**Required task**
Send back the records in full, character for character.
------ Supplied information ------
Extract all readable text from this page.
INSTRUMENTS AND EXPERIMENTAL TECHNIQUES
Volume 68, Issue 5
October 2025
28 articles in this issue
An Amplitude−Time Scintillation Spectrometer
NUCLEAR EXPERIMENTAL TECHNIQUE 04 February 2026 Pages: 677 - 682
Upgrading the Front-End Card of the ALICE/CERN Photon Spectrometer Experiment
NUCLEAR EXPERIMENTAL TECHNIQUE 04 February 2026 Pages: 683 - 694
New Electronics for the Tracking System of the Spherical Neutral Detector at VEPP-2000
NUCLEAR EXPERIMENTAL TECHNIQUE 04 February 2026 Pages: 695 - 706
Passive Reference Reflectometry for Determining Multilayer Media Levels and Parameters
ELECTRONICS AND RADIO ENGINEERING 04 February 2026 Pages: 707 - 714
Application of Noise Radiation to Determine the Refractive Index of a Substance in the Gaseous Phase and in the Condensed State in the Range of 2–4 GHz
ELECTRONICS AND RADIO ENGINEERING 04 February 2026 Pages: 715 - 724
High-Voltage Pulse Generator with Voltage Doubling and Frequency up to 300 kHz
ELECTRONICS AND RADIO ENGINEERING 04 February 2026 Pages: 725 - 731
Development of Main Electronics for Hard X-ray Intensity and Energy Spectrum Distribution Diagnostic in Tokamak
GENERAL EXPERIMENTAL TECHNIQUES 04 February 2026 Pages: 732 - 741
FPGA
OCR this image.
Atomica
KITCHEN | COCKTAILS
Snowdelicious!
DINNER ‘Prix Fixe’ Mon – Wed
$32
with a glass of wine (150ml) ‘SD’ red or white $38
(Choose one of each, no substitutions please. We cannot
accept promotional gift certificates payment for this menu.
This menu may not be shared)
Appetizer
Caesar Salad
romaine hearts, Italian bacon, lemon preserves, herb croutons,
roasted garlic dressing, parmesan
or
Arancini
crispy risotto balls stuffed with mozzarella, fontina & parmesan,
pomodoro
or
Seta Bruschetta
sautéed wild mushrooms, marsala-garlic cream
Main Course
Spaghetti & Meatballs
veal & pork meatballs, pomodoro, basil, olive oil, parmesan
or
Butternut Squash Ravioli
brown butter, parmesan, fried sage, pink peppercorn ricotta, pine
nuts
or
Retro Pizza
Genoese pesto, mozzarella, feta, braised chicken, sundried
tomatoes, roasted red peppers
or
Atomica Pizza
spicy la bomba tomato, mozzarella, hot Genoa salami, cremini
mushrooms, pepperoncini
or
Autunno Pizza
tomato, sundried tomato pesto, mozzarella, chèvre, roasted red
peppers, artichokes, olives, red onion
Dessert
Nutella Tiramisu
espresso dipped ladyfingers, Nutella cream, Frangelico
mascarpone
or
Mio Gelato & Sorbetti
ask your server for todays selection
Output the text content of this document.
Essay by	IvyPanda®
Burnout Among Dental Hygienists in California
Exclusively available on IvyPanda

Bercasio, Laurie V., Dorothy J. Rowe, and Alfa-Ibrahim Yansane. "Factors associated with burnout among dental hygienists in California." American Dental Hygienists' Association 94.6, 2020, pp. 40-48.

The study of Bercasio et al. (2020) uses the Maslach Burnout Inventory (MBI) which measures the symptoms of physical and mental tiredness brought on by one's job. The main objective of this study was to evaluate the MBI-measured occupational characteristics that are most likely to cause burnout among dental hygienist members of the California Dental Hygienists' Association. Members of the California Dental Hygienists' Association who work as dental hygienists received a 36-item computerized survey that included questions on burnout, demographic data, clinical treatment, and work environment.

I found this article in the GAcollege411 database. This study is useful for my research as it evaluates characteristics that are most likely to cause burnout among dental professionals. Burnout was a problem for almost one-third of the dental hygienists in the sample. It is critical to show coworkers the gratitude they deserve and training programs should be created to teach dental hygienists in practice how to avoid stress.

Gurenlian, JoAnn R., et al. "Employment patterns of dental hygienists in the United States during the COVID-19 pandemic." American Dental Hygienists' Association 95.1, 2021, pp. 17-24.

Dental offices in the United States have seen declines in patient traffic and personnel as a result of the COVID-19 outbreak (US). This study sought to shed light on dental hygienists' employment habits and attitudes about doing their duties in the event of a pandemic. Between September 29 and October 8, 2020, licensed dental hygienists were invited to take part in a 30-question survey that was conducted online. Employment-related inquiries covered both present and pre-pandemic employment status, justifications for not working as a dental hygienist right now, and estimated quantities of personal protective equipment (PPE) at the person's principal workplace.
------
**The completed task**
Extract all readable text from this page.
INSTRUMENTS AND EXPERIMENTAL TECHNIQUES
Volume 68, Issue 5
October 2025
28 articles in this issue
An Amplitude−Time Scintillation Spectrometer
NUCLEAR EXPERIMENTAL TECHNIQUE 04 February 2026 Pages: 677 - 682
Upgrading the Front-End Card of the ALICE/CERN Photon Spectrometer Experiment
NUCLEAR EXPERIMENTAL TECHNIQUE 04 February 2026 Pages: 683 - 694
New Electronics for the Tracking System of the Spherical Neutral Detector at VEPP-2000
NUCLEAR EXPERIMENTAL TECHNIQUE 04 February 2026 Pages: 695 - 706
Passive Reference Reflectometry for Determining Multilayer Media Levels and Parameters
ELECTRONICS AND RADIO ENGINEERING 04 February 2026 Pages: 707 - 714
Application of Noise Radiation to Determine the Refractive Index of a Substance in the Gaseous Phase and in the Condensed State in the Range of 2–4 GHz
ELECTRONICS AND RADIO ENGINEERING 04 February 2026 Pages: 715 - 724
High-Voltage Pulse Generator with Voltage Doubling and Frequency up to 300 kHz
ELECTRONICS AND RADIO ENGINEERING 04 February 2026 Pages: 725 - 731
Development of Main Electronics for Hard X-ray Intensity and Energy Spectrum Distribution Diagnostic in Tokamak
GENERAL EXPERIMENTAL TECHNIQUES 04 February 2026 Pages: 732 - 741
FPGA
OCR this image.
Atomica
KITCHEN | COCKTAILS
Snowdelicious!
DINNER ‘Prix Fixe’ Mon – Wed
$32
with a glass of wine (150ml) ‘SD’ red or white $38
(Choose one of each, no substitutions please. We cannot
accept promotional gift certificates payment for this menu.
This menu may not be shared)
Appetizer
Caesar Salad
romaine hearts, Italian bacon, lemon preserves, herb croutons,
roasted garlic dressing, parmesan
or
Arancini
crispy risotto balls stuffed with mozzarella, fontina & parmesan,
pomodoro
or
Seta Bruschetta
sautéed wild mushrooms, marsala-garlic cream
Main Course
Spaghetti & Meatballs
veal & pork meatballs, pomodoro, basil, olive oil, parmesan
or
Butternut Squash Ravioli
brown butter, parmesan, fried sage, pink peppercorn ricotta, pine
nuts
or
Retro Pizza
Genoese pesto, mozzarella, feta, braised chicken, sundried
tomatoes, roasted red peppers
or
Atomica Pizza
spicy la bomba tomato, mozzarella, hot Genoa salami, cremini
mushrooms, pepperoncini
or
Autunno Pizza
tomato, sundried tomato pesto, mozzarella, chèvre, roasted red
peppers, artichokes, olives, red onion
Dessert
Nutella Tiramisu
espresso dipped ladyfingers, Nutella cream, Frangelico
mascarpone
or
Mio Gelato & Sorbetti
ask your server for todays selection
Output the text content of this document.
Essay by	IvyPanda®
Burnout Among Dental Hygienists in California
Exclusively available on IvyPanda

Bercasio, Laurie V., Dorothy J. Rowe, and Alfa-Ibrahim Yansane. "Factors associated with burnout among dental hygienists in California." American Dental Hygienists' Association 94.6, 2020, pp. 40-48.

The study of Bercasio et al. (2020) uses the Maslach Burnout Inventory (MBI) which measures the symptoms of physical and mental tiredness brought on by one's job. The main objective of this study was to evaluate the MBI-measured occupational characteristics that are most likely to cause burnout among dental hygienist members of the California Dental Hygienists' Association. Members of the California Dental Hygienists' Association who work as dental hygienists received a 36-item computerized survey that included questions on burnout, demographic data, clinical treatment, and work environment.

I found this article in the GAcollege411 database. This study is useful for my research as it evaluates characteristics that are most likely to cause burnout among dental professionals. Burnout was a problem for almost one-third of the dental hygienists in the sample. It is critical to show coworkers the gratitude they deserve and training programs should be created to teach dental hygienists in practice how to avoid stress.

Gurenlian, JoAnn R., et al. "Employment patterns of dental hygienists in the United States during the COVID-19 pandemic." American Dental Hygienists' Association 95.1, 2021, pp. 17-24.

Dental offices in the United States have seen declines in patient traffic and personnel as a result of the COVID-19 outbreak (US). This study sought to shed light on dental hygienists' employment habits and attitudes about doing their duties in the event of a pandemic. Between September 29 and October 8, 2020, licensed dental hygienists were invited to take part in a 30-question survey that was conducted online. Employment-related inquiries covered both present and pre-pandemic employment status, justifications for not working as a dental hygienist right now, and estimated quantities of personal protective equipment (PPE) at the person's principal workplace.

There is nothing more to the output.